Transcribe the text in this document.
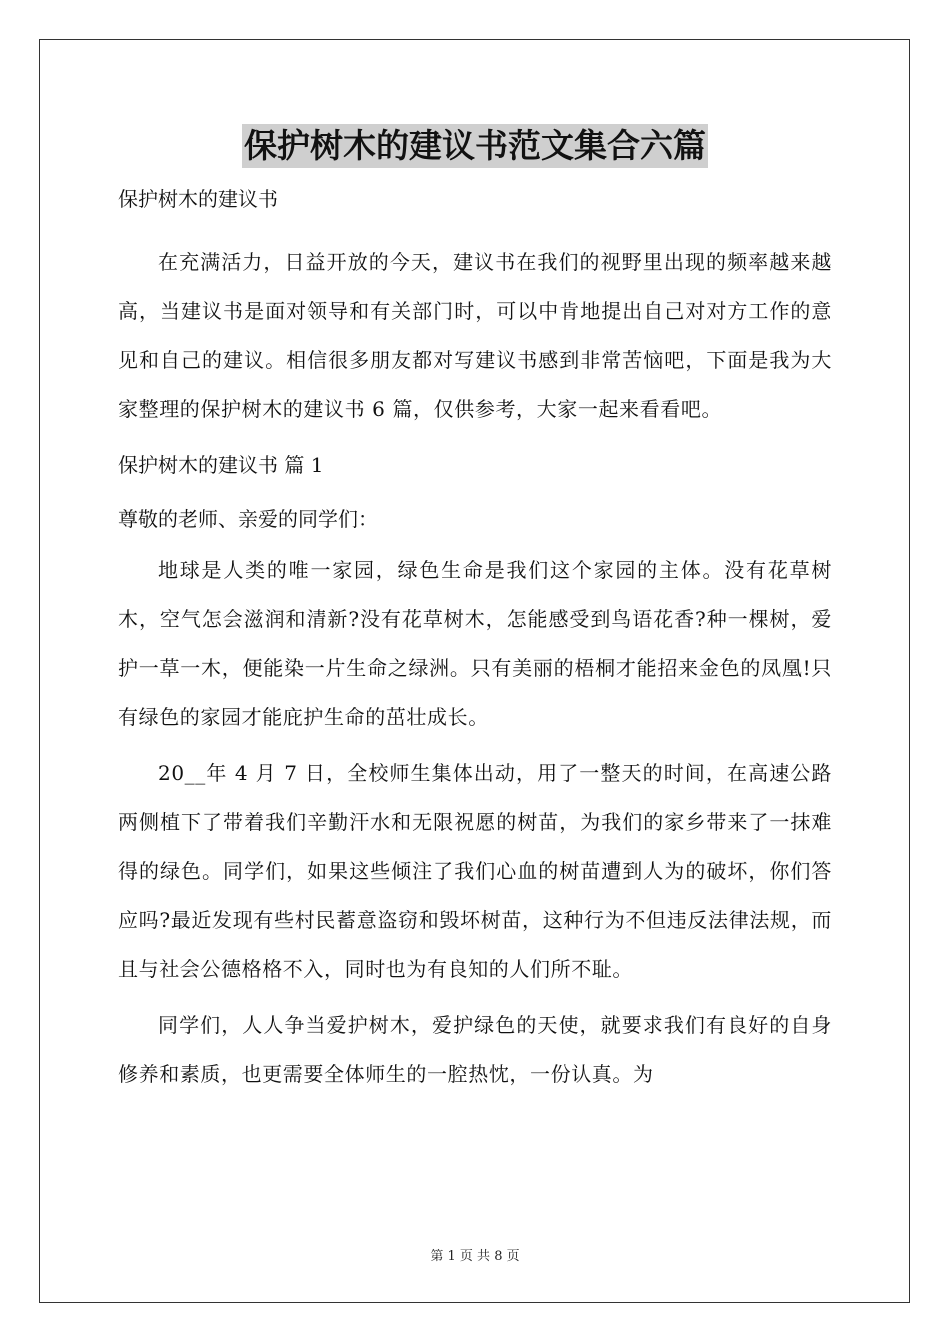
保护树木的建议书范文集合六篇

保护树木的建议书

在充满活力，日益开放的今天，建议书在我们的视野里出现的频率越来越高，当建议书是面对领导和有关部门时，可以中肯地提出自己对对方工作的意见和自己的建议。相信很多朋友都对写建议书感到非常苦恼吧，下面是我为大家整理的保护树木的建议书 6 篇，仅供参考，大家一起来看看吧。

保护树木的建议书 篇 1

尊敬的老师、亲爱的同学们：

地球是人类的唯一家园，绿色生命是我们这个家园的主体。没有花草树木，空气怎会滋润和清新?没有花草树木，怎能感受到鸟语花香?种一棵树，爱护一草一木，便能染一片生命之绿洲。只有美丽的梧桐才能招来金色的凤凰!只有绿色的家园才能庇护生命的茁壮成长。

20__年 4 月 7 日，全校师生集体出动，用了一整天的时间，在高速公路两侧植下了带着我们辛勤汗水和无限祝愿的树苗，为我们的家乡带来了一抹难得的绿色。同学们，如果这些倾注了我们心血的树苗遭到人为的破坏，你们答应吗?最近发现有些村民蓄意盗窃和毁坏树苗，这种行为不但违反法律法规，而且与社会公德格格不入，同时也为有良知的人们所不耻。

同学们，人人争当爱护树木，爱护绿色的天使，就要求我们有良好的自身修养和素质，也更需要全体师生的一腔热忱，一份认真。为

第 1 页 共 8 页
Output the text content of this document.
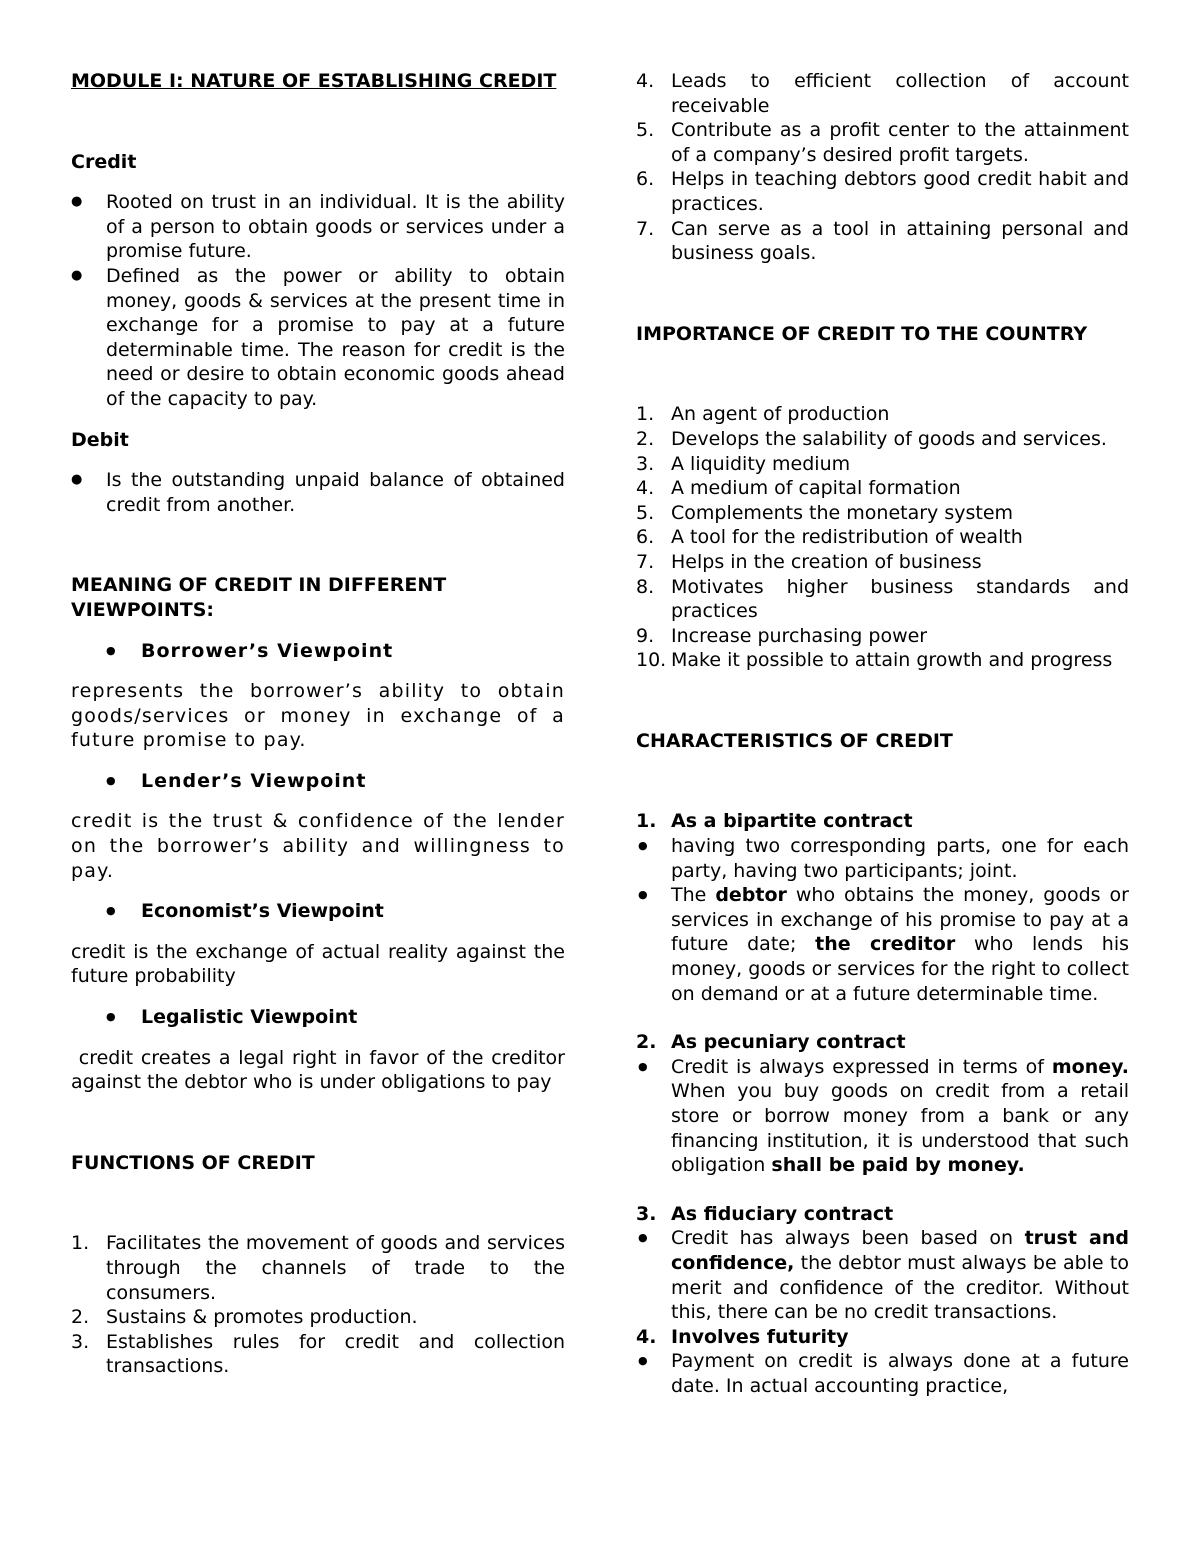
MODULE I: NATURE OF ESTABLISHING CREDIT
Credit
● Rooted on trust in an individual. It is the ability of a person to obtain goods or services under a promise future.
● Defined as the power or ability to obtain money, goods & services at the present time in exchange for a promise to pay at a future determinable time. The reason for credit is the need or desire to obtain economic goods ahead of the capacity to pay.
Debit
● Is the outstanding unpaid balance of obtained credit from another.
MEANING OF CREDIT IN DIFFERENT VIEWPOINTS:
● Borrower’s Viewpoint
represents the borrower’s ability to obtain goods/services or money in exchange of a future promise to pay.
● Lender’s Viewpoint
credit is the trust & confidence of the lender on the borrower’s ability and willingness to pay.
● Economist’s Viewpoint
credit is the exchange of actual reality against the future probability
● Legalistic Viewpoint
credit creates a legal right in favor of the creditor against the debtor who is under obligations to pay
FUNCTIONS OF CREDIT
1. Facilitates the movement of goods and services through the channels of trade to the consumers.
2. Sustains & promotes production.
3. Establishes rules for credit and collection transactions.
4. Leads to efficient collection of account receivable
5. Contribute as a profit center to the attainment of a company’s desired profit targets.
6. Helps in teaching debtors good credit habit and practices.
7. Can serve as a tool in attaining personal and business goals.
IMPORTANCE OF CREDIT TO THE COUNTRY
1. An agent of production
2. Develops the salability of goods and services.
3. A liquidity medium
4. A medium of capital formation
5. Complements the monetary system
6. A tool for the redistribution of wealth
7. Helps in the creation of business
8. Motivates higher business standards and practices
9. Increase purchasing power
10. Make it possible to attain growth and progress
CHARACTERISTICS OF CREDIT
1. As a bipartite contract
● having two corresponding parts, one for each party, having two participants; joint.
● The debtor who obtains the money, goods or services in exchange of his promise to pay at a future date; the creditor who lends his money, goods or services for the right to collect on demand or at a future determinable time.
2. As pecuniary contract
● Credit is always expressed in terms of money. When you buy goods on credit from a retail store or borrow money from a bank or any financing institution, it is understood that such obligation shall be paid by money.
3. As fiduciary contract
● Credit has always been based on trust and confidence, the debtor must always be able to merit and confidence of the creditor. Without this, there can be no credit transactions.
4. Involves futurity
● Payment on credit is always done at a future date. In actual accounting practice,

▶ **Short problem**: Quote every line word for word and keep the images out of the copy.

▶ **Response to the task**:
Transcribe the text in this document.
保护树木的建议书范文集合六篇

保护树木的建议书

在充满活力，日益开放的今天，建议书在我们的视野里出现的频率越来越高，当建议书是面对领导和有关部门时，可以中肯地提出自己对对方工作的意见和自己的建议。相信很多朋友都对写建议书感到非常苦恼吧，下面是我为大家整理的保护树木的建议书 6 篇，仅供参考，大家一起来看看吧。

保护树木的建议书 篇 1

尊敬的老师、亲爱的同学们：

地球是人类的唯一家园，绿色生命是我们这个家园的主体。没有花草树木，空气怎会滋润和清新?没有花草树木，怎能感受到鸟语花香?种一棵树，爱护一草一木，便能染一片生命之绿洲。只有美丽的梧桐才能招来金色的凤凰!只有绿色的家园才能庇护生命的茁壮成长。

20__年 4 月 7 日，全校师生集体出动，用了一整天的时间，在高速公路两侧植下了带着我们辛勤汗水和无限祝愿的树苗，为我们的家乡带来了一抹难得的绿色。同学们，如果这些倾注了我们心血的树苗遭到人为的破坏，你们答应吗?最近发现有些村民蓄意盗窃和毁坏树苗，这种行为不但违反法律法规，而且与社会公德格格不入，同时也为有良知的人们所不耻。

同学们，人人争当爱护树木，爱护绿色的天使，就要求我们有良好的自身修养和素质，也更需要全体师生的一腔热忱，一份认真。为

第 1 页 共 8 页
Output the text content of this document.
MODULE I: NATURE OF ESTABLISHING CREDIT
Credit
● Rooted on trust in an individual. It is the ability of a person to obtain goods or services under a promise future.
● Defined as the power or ability to obtain money, goods & services at the present time in exchange for a promise to pay at a future determinable time. The reason for credit is the need or desire to obtain economic goods ahead of the capacity to pay.
Debit
● Is the outstanding unpaid balance of obtained credit from another.
MEANING OF CREDIT IN DIFFERENT VIEWPOINTS:
● Borrower’s Viewpoint
represents the borrower’s ability to obtain goods/services or money in exchange of a future promise to pay.
● Lender’s Viewpoint
credit is the trust & confidence of the lender on the borrower’s ability and willingness to pay.
● Economist’s Viewpoint
credit is the exchange of actual reality against the future probability
● Legalistic Viewpoint
credit creates a legal right in favor of the creditor against the debtor who is under obligations to pay
FUNCTIONS OF CREDIT
1. Facilitates the movement of goods and services through the channels of trade to the consumers.
2. Sustains & promotes production.
3. Establishes rules for credit and collection transactions.
4. Leads to efficient collection of account receivable
5. Contribute as a profit center to the attainment of a company’s desired profit targets.
6. Helps in teaching debtors good credit habit and practices.
7. Can serve as a tool in attaining personal and business goals.
IMPORTANCE OF CREDIT TO THE COUNTRY
1. An agent of production
2. Develops the salability of goods and services.
3. A liquidity medium
4. A medium of capital formation
5. Complements the monetary system
6. A tool for the redistribution of wealth
7. Helps in the creation of business
8. Motivates higher business standards and practices
9. Increase purchasing power
10. Make it possible to attain growth and progress
CHARACTERISTICS OF CREDIT
1. As a bipartite contract
● having two corresponding parts, one for each party, having two participants; joint.
● The debtor who obtains the money, goods or services in exchange of his promise to pay at a future date; the creditor who lends his money, goods or services for the right to collect on demand or at a future determinable time.
2. As pecuniary contract
● Credit is always expressed in terms of money. When you buy goods on credit from a retail store or borrow money from a bank or any financing institution, it is understood that such obligation shall be paid by money.
3. As fiduciary contract
● Credit has always been based on trust and confidence, the debtor must always be able to merit and confidence of the creditor. Without this, there can be no credit transactions.
4. Involves futurity
● Payment on credit is always done at a future date. In actual accounting practice,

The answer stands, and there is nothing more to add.